# Excerpted records
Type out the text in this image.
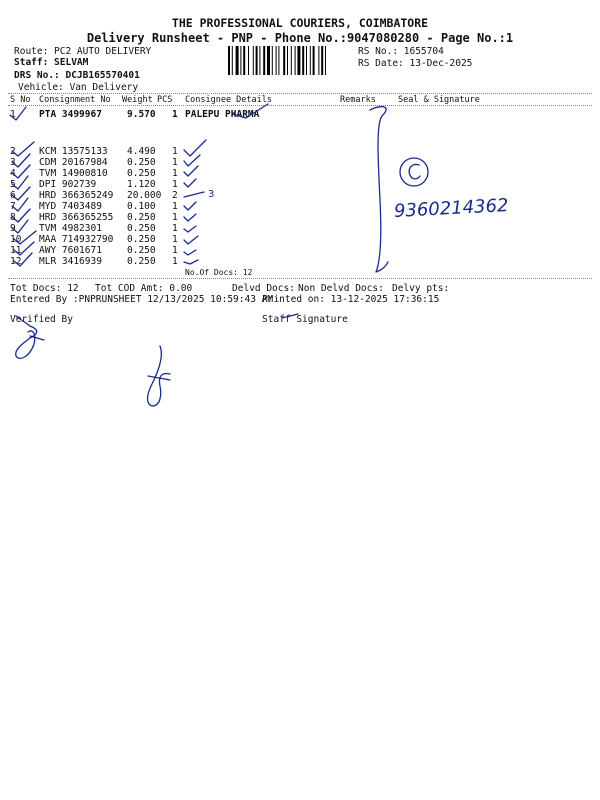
THE PROFESSIONAL COURIERS, COIMBATORE
Delivery Runsheet - PNP - Phone No.:9047080280 - Page No.:1
Route: PC2 AUTO DELIVERY
Staff: SELVAM
DRS No.: DCJB165570401
Vehicle: Van Delivery
RS No.: 1655704
RS Date: 13-Dec-2025
S No Consignment No Weight PCS Consignee Details	Remarks	Seal & Signature
1 PTA 3499967	9.570 1 PALEPU PHARMA
2 KCM 13575133 4.490 1
3 CDM 20167984 0.250 1
4 TVM 14900810 0.250 1
5 DPI 902739	1.120 1
6 HRD 366365249 20.000 2
7 MYD 7403489	0.100 1
8 HRD 366365255 0.250 1
9 TVM 4982301	0.250 1
10 MAA 714932790 0.250 1
11 AWY 7601671	0.250 1
12 MLR 3416939	0.250 1
No.Of Docs: 12
Tot Docs: 12 Tot COD Amt: 0.00	Delvd Docs: Non Delvd Docs: Delvy pts:
Entered By :PNPRUNSHEET 12/13/2025 10:59:43 AM
Printed on: 13-12-2025 17:36:15
Verified By	Staff Signature
9360214362
3
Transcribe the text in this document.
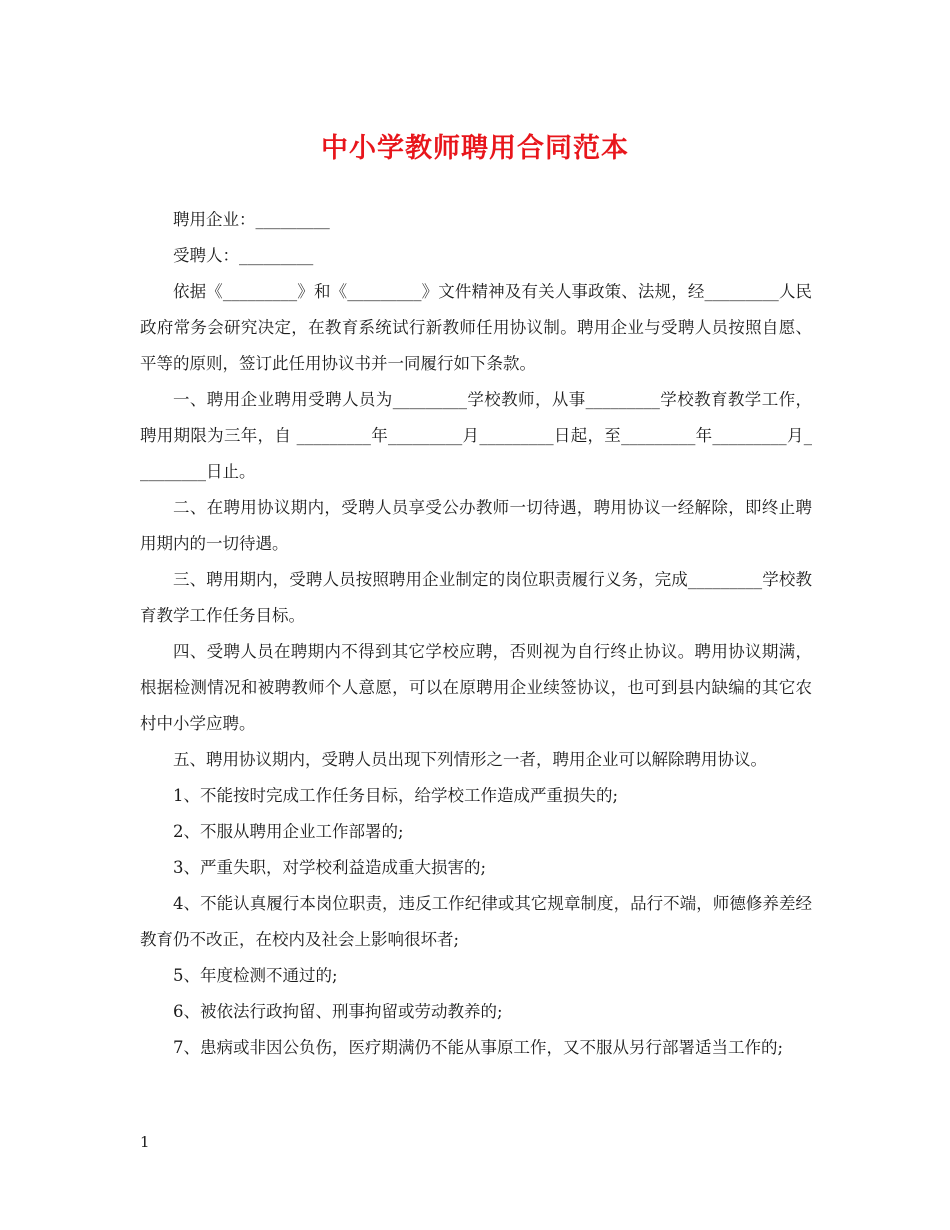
中小学教师聘用合同范本

聘用企业：_________

受聘人：_________

依据《_________》和《_________》文件精神及有关人事政策、法规，经_________人民政府常务会研究决定，在教育系统试行新教师任用协议制。聘用企业与受聘人员按照自愿、平等的原则，签订此任用协议书并一同履行如下条款。

一、聘用企业聘用受聘人员为_________学校教师，从事_________学校教育教学工作，聘用期限为三年，自 _________年_________月_________日起，至_________年_________月_________日止。

二、在聘用协议期内，受聘人员享受公办教师一切待遇，聘用协议一经解除，即终止聘用期内的一切待遇。

三、聘用期内，受聘人员按照聘用企业制定的岗位职责履行义务，完成_________学校教育教学工作任务目标。

四、受聘人员在聘期内不得到其它学校应聘，否则视为自行终止协议。聘用协议期满，根据检测情况和被聘教师个人意愿，可以在原聘用企业续签协议，也可到县内缺编的其它农村中小学应聘。

五、聘用协议期内，受聘人员出现下列情形之一者，聘用企业可以解除聘用协议。

1、不能按时完成工作任务目标，给学校工作造成严重损失的;

2、不服从聘用企业工作部署的;

3、严重失职，对学校利益造成重大损害的;

4、不能认真履行本岗位职责，违反工作纪律或其它规章制度，品行不端，师德修养差经教育仍不改正，在校内及社会上影响很坏者;

5、年度检测不通过的;

6、被依法行政拘留、刑事拘留或劳动教养的;

7、患病或非因公负伤，医疗期满仍不能从事原工作，又不服从另行部署适当工作的;

1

# Goal
From the records above, pull out every line containing the word "Staff".

# Complete response
Staff: SELVAM
Verified By	Staff Signature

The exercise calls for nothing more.